Work to do: Identify the lines bearing the string "檢附新修訂高雄港港埠業務費費率表二" and gather them.

Records for this task:
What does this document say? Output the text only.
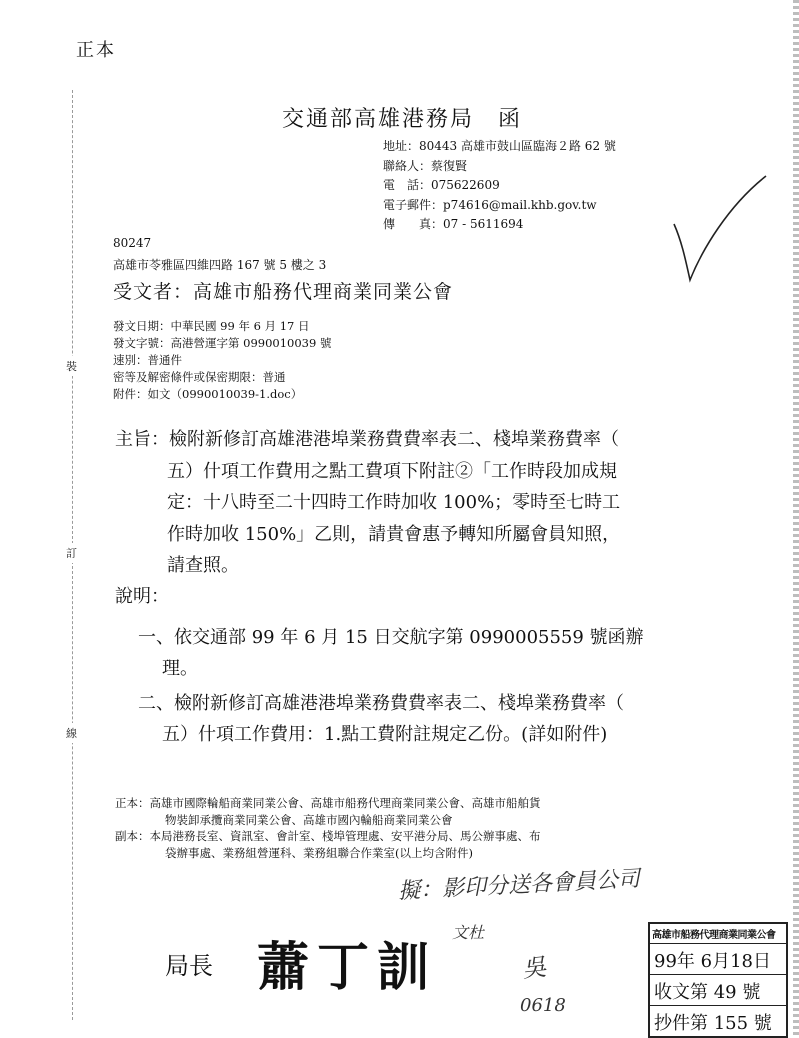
正本
裝
訂
線
交通部高雄港務局　函
地址：80443 高雄市鼓山區臨海２路 62 號
聯絡人：蔡復賢
電　話：075622609
電子郵件：p74616@mail.khb.gov.tw
傳　　真：07 - 5611694
80247
高雄市苓雅區四維四路 167 號 5 樓之 3
受文者：高雄市船務代理商業同業公會
發文日期：中華民國 99 年 6 月 17 日
發文字號：高港營運字第 0990010039 號
速別：普通件
密等及解密條件或保密期限：普通
附件：如文（0990010039-1.doc）
主旨：檢附新修訂高雄港港埠業務費費率表二、棧埠業務費率（
五）什項工作費用之點工費項下附註②「工作時段加成規
定：十八時至二十四時工作時加收 100%；零時至七時工
作時加收 150%」乙則，請貴會惠予轉知所屬會員知照，
請查照。
說明：
一、依交通部 99 年 6 月 15 日交航字第 0990005559 號函辦
理。
二、檢附新修訂高雄港港埠業務費費率表二、棧埠業務費率（
五）什項工作費用：1.點工費附註規定乙份。(詳如附件)
正本：高雄市國際輪船商業同業公會、高雄市船務代理商業同業公會、高雄市船舶貨
物裝卸承攬商業同業公會、高雄市國內輪船商業同業公會
副本：本局港務長室、資訊室、會計室、棧埠管理處、安平港分局、馬公辦事處、布
袋辦事處、業務組營運科、業務組聯合作業室(以上均含附件)
擬：影印分送各會員公司
文杜
吳
0618
局長 蕭丁訓
高雄市船務代理商業同業公會
99年 6月18日
收文第 49 號
抄件第 155 號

In response:
主旨：檢附新修訂高雄港港埠業務費費率表二、棧埠業務費率（
二、檢附新修訂高雄港港埠業務費費率表二、棧埠業務費率（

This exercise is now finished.